What is expected -
Check each line of the listing, and copy it if it contains the word "uporaba".
_ _ _
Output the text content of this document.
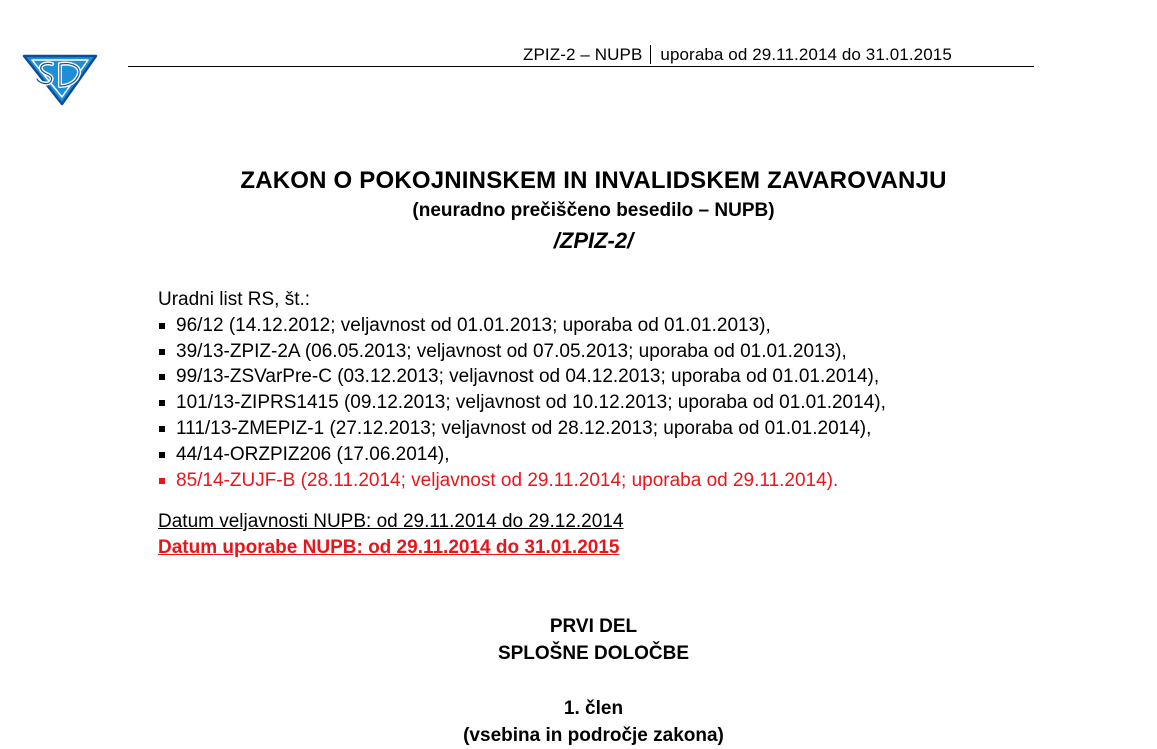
ZPIZ-2 – NUPB uporaba od 29.11.2014 do 31.01.2015
ZAKON O POKOJNINSKEM IN INVALIDSKEM ZAVAROVANJU
(neuradno prečiščeno besedilo – NUPB)
/ZPIZ-2/
Uradni list RS, št.:
96/12 (14.12.2012; veljavnost od 01.01.2013; uporaba od 01.01.2013),
39/13-ZPIZ-2A (06.05.2013; veljavnost od 07.05.2013; uporaba od 01.01.2013),
99/13-ZSVarPre-C (03.12.2013; veljavnost od 04.12.2013; uporaba od 01.01.2014),
101/13-ZIPRS1415 (09.12.2013; veljavnost od 10.12.2013; uporaba od 01.01.2014),
111/13-ZMEPIZ-1 (27.12.2013; veljavnost od 28.12.2013; uporaba od 01.01.2014),
44/14-ORZPIZ206 (17.06.2014),
85/14-ZUJF-B (28.11.2014; veljavnost od 29.11.2014; uporaba od 29.11.2014).
Datum veljavnosti NUPB: od 29.11.2014 do 29.12.2014
Datum uporabe NUPB: od 29.11.2014 do 31.01.2015
PRVI DEL
SPLOŠNE DOLOČBE
1. člen
(vsebina in področje zakona)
_ _ _
Written solution -
ZPIZ-2 – NUPB uporaba od 29.11.2014 do 31.01.2015
96/12 (14.12.2012; veljavnost od 01.01.2013; uporaba od 01.01.2013),
39/13-ZPIZ-2A (06.05.2013; veljavnost od 07.05.2013; uporaba od 01.01.2013),
99/13-ZSVarPre-C (03.12.2013; veljavnost od 04.12.2013; uporaba od 01.01.2014),
101/13-ZIPRS1415 (09.12.2013; veljavnost od 10.12.2013; uporaba od 01.01.2014),
111/13-ZMEPIZ-1 (27.12.2013; veljavnost od 28.12.2013; uporaba od 01.01.2014),
85/14-ZUJF-B (28.11.2014; veljavnost od 29.11.2014; uporaba od 29.11.2014).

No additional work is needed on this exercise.